--- start of RAW DATA ---
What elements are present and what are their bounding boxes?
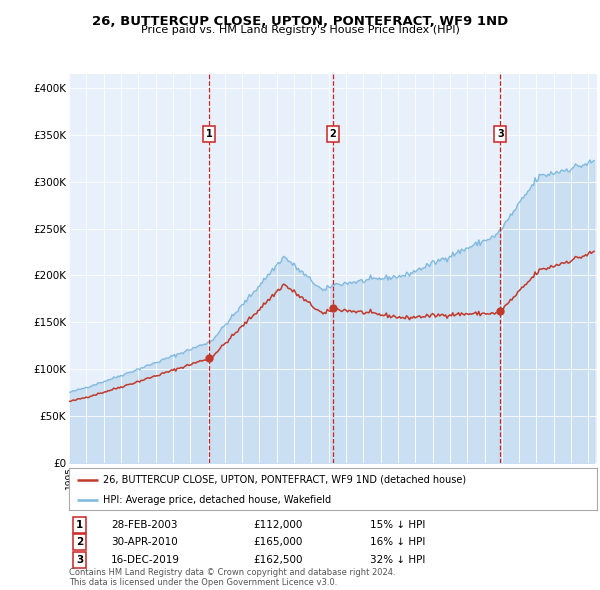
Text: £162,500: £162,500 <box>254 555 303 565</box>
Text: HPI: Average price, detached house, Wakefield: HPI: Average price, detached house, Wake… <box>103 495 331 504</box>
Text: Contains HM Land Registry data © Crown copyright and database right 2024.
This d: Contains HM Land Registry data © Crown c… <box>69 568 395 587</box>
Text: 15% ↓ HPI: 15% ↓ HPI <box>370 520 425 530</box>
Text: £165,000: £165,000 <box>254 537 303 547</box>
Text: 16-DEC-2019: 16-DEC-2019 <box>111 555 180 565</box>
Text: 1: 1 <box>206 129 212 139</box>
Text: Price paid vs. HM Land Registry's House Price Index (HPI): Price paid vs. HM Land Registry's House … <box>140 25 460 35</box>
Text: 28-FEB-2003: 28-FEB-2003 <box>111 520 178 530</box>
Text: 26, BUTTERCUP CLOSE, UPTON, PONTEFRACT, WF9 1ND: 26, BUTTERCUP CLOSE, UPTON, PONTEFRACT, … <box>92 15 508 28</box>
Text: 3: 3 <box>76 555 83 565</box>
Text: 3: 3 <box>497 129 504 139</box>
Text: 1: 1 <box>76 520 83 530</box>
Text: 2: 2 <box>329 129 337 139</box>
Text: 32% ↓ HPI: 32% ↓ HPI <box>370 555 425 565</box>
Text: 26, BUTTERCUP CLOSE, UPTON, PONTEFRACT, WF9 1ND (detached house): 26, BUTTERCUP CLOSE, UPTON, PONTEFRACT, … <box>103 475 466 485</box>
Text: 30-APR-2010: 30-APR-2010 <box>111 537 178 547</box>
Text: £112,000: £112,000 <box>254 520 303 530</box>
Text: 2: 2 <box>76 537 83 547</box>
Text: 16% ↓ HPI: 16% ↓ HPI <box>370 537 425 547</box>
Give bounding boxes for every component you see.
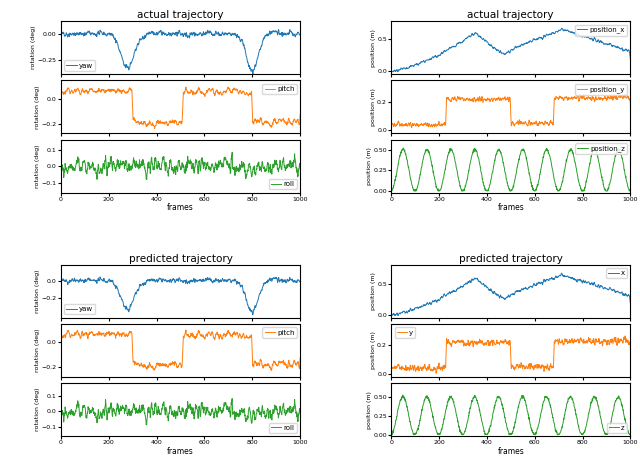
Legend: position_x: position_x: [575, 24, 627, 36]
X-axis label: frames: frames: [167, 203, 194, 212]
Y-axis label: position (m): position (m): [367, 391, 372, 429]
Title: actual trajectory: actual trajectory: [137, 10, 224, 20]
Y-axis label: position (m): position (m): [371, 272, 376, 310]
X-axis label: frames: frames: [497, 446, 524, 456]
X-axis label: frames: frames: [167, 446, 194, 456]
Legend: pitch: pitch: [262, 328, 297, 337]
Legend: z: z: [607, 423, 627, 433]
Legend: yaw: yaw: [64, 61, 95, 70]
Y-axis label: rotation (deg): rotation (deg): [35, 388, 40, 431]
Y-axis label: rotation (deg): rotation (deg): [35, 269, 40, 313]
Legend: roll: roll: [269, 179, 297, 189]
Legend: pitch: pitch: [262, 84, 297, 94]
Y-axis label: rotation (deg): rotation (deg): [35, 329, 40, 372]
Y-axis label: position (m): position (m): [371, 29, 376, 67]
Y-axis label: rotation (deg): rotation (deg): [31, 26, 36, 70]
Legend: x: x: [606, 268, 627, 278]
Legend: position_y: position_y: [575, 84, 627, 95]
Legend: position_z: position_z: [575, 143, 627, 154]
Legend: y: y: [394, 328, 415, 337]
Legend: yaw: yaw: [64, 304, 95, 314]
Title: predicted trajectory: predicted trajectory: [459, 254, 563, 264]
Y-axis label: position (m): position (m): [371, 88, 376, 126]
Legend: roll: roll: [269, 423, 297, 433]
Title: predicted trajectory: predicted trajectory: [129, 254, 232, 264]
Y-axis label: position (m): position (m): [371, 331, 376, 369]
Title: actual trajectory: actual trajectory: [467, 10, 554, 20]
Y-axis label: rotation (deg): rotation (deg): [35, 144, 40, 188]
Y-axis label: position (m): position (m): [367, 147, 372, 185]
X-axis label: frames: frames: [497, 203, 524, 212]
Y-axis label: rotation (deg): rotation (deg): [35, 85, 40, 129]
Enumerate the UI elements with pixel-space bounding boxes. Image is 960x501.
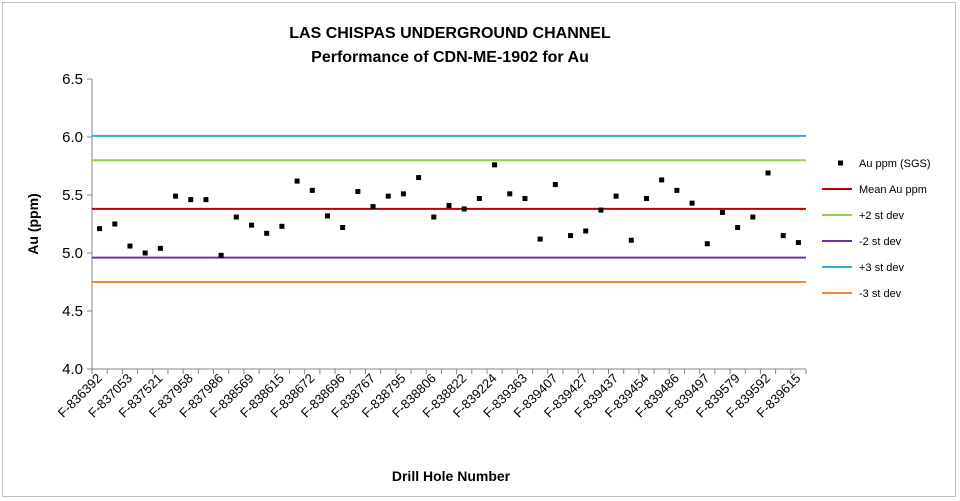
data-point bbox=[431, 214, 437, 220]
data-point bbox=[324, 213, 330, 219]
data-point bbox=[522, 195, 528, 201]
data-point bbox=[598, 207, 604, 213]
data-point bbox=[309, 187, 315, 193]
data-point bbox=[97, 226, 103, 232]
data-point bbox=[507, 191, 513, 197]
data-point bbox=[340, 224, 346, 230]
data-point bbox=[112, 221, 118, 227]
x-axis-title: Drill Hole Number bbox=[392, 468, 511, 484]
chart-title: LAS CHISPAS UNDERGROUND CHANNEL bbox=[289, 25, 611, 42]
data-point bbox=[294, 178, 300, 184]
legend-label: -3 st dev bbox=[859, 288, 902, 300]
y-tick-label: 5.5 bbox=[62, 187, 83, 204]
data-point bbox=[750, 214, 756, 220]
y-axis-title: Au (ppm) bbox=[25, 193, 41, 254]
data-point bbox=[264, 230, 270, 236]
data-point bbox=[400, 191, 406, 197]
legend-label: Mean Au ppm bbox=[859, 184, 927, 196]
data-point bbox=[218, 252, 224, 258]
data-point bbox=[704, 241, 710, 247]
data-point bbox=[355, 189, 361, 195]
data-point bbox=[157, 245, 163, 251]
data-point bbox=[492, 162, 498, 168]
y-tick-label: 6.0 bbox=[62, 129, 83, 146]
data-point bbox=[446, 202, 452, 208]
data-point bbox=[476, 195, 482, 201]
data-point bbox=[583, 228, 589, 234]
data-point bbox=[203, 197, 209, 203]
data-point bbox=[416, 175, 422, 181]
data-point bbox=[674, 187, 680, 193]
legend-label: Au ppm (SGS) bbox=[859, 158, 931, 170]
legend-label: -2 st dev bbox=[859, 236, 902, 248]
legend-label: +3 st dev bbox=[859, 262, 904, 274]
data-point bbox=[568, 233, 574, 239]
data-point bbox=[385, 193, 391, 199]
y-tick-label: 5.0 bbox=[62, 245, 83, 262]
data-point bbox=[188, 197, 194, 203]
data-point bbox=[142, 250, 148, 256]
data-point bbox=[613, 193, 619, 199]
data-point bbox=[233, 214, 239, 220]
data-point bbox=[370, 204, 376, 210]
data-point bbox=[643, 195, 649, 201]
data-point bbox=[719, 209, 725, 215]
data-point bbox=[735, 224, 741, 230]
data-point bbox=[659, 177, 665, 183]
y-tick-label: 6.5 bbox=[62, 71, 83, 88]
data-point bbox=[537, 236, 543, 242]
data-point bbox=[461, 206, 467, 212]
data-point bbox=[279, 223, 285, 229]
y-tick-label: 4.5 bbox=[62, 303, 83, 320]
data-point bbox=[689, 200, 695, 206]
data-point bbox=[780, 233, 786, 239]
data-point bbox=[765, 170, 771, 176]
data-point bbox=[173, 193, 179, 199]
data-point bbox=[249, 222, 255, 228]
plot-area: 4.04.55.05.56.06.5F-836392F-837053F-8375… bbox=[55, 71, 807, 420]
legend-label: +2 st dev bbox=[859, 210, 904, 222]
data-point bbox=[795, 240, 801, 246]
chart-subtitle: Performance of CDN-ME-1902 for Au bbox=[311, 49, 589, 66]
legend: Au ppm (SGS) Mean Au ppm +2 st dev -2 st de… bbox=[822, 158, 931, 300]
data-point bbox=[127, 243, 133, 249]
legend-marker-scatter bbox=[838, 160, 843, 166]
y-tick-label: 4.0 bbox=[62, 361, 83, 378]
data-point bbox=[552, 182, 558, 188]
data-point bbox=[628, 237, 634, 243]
--- end of RAW DATA ---
--- start of RAW DATA ---
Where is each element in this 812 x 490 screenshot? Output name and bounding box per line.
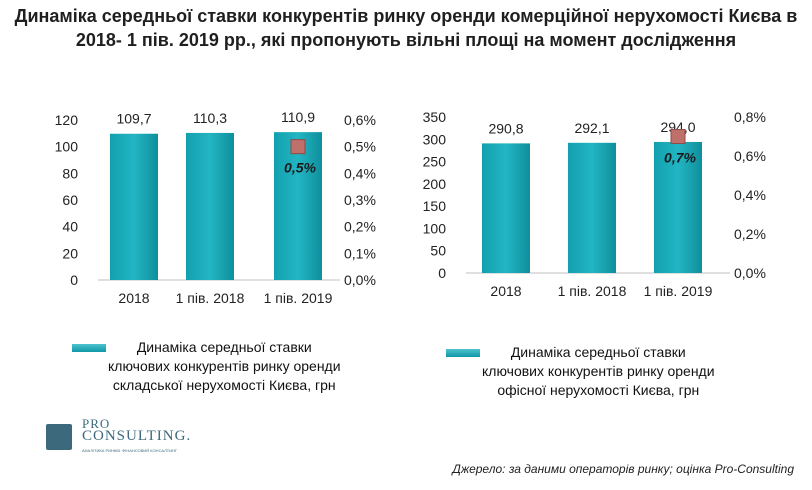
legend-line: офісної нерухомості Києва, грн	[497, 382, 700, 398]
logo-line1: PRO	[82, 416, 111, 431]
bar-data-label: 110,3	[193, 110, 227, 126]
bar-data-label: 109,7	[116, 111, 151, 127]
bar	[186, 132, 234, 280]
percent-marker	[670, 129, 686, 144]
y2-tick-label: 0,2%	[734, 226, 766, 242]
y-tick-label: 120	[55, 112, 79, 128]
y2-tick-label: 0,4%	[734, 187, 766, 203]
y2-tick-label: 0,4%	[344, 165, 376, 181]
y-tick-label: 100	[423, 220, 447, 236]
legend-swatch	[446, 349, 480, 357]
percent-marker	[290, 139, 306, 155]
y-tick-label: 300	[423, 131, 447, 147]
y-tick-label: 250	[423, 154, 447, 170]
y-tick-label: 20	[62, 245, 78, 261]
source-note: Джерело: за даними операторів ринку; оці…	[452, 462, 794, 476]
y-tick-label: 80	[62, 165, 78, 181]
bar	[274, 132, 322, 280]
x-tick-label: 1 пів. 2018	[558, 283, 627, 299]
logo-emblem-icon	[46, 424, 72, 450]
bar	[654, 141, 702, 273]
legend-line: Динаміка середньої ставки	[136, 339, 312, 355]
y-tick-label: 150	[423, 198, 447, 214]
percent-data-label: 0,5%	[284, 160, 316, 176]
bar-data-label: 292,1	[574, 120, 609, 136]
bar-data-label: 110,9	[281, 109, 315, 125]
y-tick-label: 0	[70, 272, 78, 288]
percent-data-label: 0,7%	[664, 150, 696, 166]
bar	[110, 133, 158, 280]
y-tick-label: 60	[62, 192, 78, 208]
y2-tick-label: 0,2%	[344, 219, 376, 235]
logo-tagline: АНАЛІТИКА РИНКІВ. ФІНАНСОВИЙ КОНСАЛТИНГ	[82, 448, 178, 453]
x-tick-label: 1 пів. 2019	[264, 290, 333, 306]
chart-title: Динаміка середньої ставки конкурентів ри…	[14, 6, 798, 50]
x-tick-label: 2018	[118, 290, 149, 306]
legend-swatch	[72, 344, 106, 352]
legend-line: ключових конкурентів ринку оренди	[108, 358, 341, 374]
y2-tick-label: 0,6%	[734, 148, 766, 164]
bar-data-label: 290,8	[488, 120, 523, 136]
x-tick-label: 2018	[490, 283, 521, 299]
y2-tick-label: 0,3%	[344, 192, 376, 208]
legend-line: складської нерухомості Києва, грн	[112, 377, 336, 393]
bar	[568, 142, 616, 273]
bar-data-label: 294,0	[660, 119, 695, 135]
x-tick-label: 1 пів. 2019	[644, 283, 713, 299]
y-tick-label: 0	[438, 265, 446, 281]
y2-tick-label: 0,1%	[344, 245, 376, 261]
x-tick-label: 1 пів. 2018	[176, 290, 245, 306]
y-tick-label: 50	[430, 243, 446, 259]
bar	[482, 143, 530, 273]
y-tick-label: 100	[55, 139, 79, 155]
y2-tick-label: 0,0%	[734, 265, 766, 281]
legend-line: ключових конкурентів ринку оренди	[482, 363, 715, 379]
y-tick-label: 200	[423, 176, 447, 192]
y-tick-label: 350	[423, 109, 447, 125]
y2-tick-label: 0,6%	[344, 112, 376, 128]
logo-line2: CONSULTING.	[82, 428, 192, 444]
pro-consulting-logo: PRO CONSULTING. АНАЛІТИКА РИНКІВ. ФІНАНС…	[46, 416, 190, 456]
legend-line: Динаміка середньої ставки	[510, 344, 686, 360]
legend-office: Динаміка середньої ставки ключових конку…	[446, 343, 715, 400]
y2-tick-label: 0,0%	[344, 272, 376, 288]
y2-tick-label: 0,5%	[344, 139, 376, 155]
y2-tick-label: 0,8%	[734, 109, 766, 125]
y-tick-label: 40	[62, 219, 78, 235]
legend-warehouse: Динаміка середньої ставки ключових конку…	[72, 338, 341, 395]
--- end of RAW DATA ---
> **WORK REQUIRED**
Please format the lines starting at the one containing "legend-line: офісної нерухомості" and ending at the one containing "339, 312, 355]", both included, as a JSON list of strings with one string per line and blank lines left out.

> **EXERCISE RESPONSE**
[
  "legend-line: офісної нерухомості Києва, грн\t[497, 382, 700, 398]",
  "logo-line1: PRO\t[82, 416, 111, 431]",
  "bar-data-label: 110,3\t[193, 110, 227, 126]",
  "bar-data-label: 109,7\t[116, 111, 151, 127]",
  "bar\t[186, 132, 234, 280]",
  "percent-marker\t[670, 129, 686, 144]",
  "y2-tick-label: 0,2%\t[734, 226, 766, 242]",
  "y-tick-label: 120\t[55, 112, 79, 128]",
  "y2-tick-label: 0,4%\t[734, 187, 766, 203]",
  "y2-tick-label: 0,4%\t[344, 165, 376, 181]",
  "y-tick-label: 100\t[423, 220, 447, 236]",
  "legend-swatch\t[446, 349, 480, 357]",
  "percent-marker\t[290, 139, 306, 155]",
  "y-tick-label: 300\t[423, 131, 447, 147]",
  "y-tick-label: 250\t[423, 154, 447, 170]",
  "y-tick-label: 20\t[62, 245, 78, 261]",
  "source-note: Джерело: за даними операторів ринку; оці…\t[452, 462, 794, 476]",
  "y-tick-label: 80\t[62, 165, 78, 181]",
  "bar\t[274, 132, 322, 280]",
  "x-tick-label: 1 пів. 2018\t[558, 283, 627, 299]",
  "logo-emblem-icon\t[46, 424, 72, 450]",
  "bar\t[654, 141, 702, 273]",
  "legend-line: Динаміка середньої ставки\t[136, 339, 312, 355]"
]